-- start Provided data --
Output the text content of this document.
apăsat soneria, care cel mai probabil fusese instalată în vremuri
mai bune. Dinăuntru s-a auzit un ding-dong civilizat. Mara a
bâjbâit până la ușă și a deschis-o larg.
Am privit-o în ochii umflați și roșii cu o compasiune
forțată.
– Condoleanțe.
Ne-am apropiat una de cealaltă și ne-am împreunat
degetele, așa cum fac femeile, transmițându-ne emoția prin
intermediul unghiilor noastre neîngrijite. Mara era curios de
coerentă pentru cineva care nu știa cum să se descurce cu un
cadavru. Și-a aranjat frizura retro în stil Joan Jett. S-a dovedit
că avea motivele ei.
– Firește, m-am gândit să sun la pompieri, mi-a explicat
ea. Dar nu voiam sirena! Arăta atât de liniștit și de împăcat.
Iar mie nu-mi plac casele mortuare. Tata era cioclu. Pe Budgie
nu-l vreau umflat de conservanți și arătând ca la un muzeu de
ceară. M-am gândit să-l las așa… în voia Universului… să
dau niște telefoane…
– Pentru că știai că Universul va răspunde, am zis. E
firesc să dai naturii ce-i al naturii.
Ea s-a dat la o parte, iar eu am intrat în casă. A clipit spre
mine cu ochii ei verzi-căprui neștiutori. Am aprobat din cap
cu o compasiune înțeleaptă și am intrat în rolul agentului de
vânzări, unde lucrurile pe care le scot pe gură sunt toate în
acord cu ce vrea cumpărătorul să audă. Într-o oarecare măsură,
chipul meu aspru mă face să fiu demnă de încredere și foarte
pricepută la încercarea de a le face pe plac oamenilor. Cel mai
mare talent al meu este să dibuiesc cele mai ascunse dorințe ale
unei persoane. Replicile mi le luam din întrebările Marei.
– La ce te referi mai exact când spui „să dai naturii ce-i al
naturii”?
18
-- end Provided data --
Extract all of the data above without altering anything.

Output the text content of this document.
apăsat soneria, care cel mai probabil fusese instalată în vremuri
mai bune. Dinăuntru s-a auzit un ding-dong civilizat. Mara a
bâjbâit până la ușă și a deschis-o larg.
Am privit-o în ochii umflați și roșii cu o compasiune
forțată.
– Condoleanțe.
Ne-am apropiat una de cealaltă și ne-am împreunat
degetele, așa cum fac femeile, transmițându-ne emoția prin
intermediul unghiilor noastre neîngrijite. Mara era curios de
coerentă pentru cineva care nu știa cum să se descurce cu un
cadavru. Și-a aranjat frizura retro în stil Joan Jett. S-a dovedit
că avea motivele ei.
– Firește, m-am gândit să sun la pompieri, mi-a explicat
ea. Dar nu voiam sirena! Arăta atât de liniștit și de împăcat.
Iar mie nu-mi plac casele mortuare. Tata era cioclu. Pe Budgie
nu-l vreau umflat de conservanți și arătând ca la un muzeu de
ceară. M-am gândit să-l las așa… în voia Universului… să
dau niște telefoane…
– Pentru că știai că Universul va răspunde, am zis. E
firesc să dai naturii ce-i al naturii.
Ea s-a dat la o parte, iar eu am intrat în casă. A clipit spre
mine cu ochii ei verzi-căprui neștiutori. Am aprobat din cap
cu o compasiune înțeleaptă și am intrat în rolul agentului de
vânzări, unde lucrurile pe care le scot pe gură sunt toate în
acord cu ce vrea cumpărătorul să audă. Într-o oarecare măsură,
chipul meu aspru mă face să fiu demnă de încredere și foarte
pricepută la încercarea de a le face pe plac oamenilor. Cel mai
mare talent al meu este să dibuiesc cele mai ascunse dorințe ale
unei persoane. Replicile mi le luam din întrebările Marei.
– La ce te referi mai exact când spui „să dai naturii ce-i al
naturii”?
18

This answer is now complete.